### Provided passage
-.-.-
Re[2]: [lmi] rounding unit test under Linux/x86-64

lmi
[Date Prev][Date Next][Thread Prev][Thread Next][Date Index][Thread Index]
Re[2]: [lmi] rounding unit test under Linux/x86-64

From:	Vadim Zeitlin
Subject:	Re[2]: [lmi] rounding unit test under Linux/x86-64
Date:	Fri, 21 May 2010 18:12:08 +0200
On Fri, 26 Mar 2010 00:52:50 +0000 Greg Chicares <address@hidden> wrote:

GC> We could simply use '-mfpmath=387', couldn't we?

 No, unfortunately we can't do this because the rounding functions are
still in libc (or libm) and still use SSE instructions and so are not
affected by our tweaking of x87 control word. IOW the rounding test still
fails with -mfpmath=387.

GC> However, with SSE, there's no extended precision anyway, so there'd
GC> be nothing useful for fesetprec() to control...so fegetprec() is all
GC> we can hope for, and it should be available in any new compiler. For
GC> legacy compilers, we can just keep the 80x87 asm.
-.-.-
### What you have to do
Continue the mailing-list reply about the lmi rounding unit test on Linux/x86-64, picking up right after its last quoted line.

### Entries supplied
-.-.-
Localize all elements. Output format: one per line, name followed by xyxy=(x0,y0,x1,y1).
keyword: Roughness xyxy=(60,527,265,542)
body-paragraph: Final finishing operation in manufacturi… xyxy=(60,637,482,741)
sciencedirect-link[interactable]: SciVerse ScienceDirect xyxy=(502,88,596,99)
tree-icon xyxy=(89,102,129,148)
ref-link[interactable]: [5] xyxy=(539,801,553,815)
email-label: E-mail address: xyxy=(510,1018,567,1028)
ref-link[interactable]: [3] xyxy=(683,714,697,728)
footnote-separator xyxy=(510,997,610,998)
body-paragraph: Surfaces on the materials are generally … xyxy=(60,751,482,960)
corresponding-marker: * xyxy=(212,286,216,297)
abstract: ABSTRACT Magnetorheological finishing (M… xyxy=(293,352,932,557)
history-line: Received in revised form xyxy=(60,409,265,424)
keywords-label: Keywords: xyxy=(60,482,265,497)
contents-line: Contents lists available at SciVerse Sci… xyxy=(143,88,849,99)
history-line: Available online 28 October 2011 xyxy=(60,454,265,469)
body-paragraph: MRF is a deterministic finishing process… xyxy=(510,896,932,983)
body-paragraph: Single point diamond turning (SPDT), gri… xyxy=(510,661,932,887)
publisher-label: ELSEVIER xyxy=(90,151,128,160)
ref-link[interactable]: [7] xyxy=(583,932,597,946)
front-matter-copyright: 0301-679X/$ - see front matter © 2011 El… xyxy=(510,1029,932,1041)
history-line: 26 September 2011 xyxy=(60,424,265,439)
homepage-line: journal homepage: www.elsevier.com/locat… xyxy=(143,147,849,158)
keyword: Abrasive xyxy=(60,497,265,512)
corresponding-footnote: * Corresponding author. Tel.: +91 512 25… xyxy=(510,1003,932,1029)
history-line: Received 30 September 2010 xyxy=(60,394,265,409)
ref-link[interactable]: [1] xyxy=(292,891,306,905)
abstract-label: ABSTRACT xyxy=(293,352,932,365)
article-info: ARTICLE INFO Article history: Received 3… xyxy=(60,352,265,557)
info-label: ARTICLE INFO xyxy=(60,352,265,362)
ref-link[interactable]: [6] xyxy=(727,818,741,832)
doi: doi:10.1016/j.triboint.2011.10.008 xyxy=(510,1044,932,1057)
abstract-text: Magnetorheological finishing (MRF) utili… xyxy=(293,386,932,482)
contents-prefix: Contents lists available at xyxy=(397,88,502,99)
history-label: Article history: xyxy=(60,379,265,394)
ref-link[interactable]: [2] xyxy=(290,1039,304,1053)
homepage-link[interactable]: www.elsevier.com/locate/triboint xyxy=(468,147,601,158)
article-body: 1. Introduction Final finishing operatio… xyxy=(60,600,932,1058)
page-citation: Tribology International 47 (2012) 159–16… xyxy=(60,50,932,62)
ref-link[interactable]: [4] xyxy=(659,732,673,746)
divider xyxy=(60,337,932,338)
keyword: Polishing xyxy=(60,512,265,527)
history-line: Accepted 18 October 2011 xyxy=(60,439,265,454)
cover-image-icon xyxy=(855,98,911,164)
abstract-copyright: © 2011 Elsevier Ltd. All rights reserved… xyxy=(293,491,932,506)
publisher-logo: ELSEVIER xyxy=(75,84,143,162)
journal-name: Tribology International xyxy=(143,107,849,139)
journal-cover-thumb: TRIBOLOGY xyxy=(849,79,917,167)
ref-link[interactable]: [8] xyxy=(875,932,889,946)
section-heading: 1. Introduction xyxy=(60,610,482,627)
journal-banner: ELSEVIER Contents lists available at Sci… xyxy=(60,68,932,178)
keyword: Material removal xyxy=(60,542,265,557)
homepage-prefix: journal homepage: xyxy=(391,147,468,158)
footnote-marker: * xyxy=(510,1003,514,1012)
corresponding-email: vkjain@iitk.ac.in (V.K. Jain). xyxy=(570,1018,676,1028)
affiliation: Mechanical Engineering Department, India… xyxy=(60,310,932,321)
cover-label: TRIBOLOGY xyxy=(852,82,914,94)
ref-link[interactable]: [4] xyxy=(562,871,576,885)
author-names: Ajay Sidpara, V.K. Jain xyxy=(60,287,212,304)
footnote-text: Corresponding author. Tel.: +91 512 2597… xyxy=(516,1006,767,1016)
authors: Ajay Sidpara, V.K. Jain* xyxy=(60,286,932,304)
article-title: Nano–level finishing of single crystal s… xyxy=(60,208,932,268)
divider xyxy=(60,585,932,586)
-.-.-
### Response to the task
GC> 
GC> > But I
GC> > really think that if we're interested in fixing this at all,
GC> 
GC> Yes, controlling rounding direction is imperative, and I would prefer
GC> to control precision as well.

 Considering that we can't control precision when using SSE I wonder if we
want to keep fenv_precision() functions at all and risk getting different
results on different machines for the code using it or if we should make
them private and only use them in fenv_initialize() and fenv_validate()?

 Currently fenv_precision() is only used in math_functors_test.cpp so IMHO
it wouldn't be a big loss to remove it. As usual, I prefer not having an
unnecessary/unused function at all rather than trying to understand how
should it behave in SSE-and-not-x87 build. After all, removing a function
is the only sure way to guarantee that there are no bugs in it.


GC> Perhaps someday when you have the machine cycles to spare you could
GC> compile with '-mfpmath=sse2' and '-mfpmath=387' separately and post
GC> speed measurements.

 I ran lmi_cli self test 20 times after for each of the following builds of
LMI under Debian Linux using g++ 4.3.2:

- 387/32: 32-bit mode build with default flags.
- SSE/32: 32-bit mode build with -mfpmath=sse -msse2.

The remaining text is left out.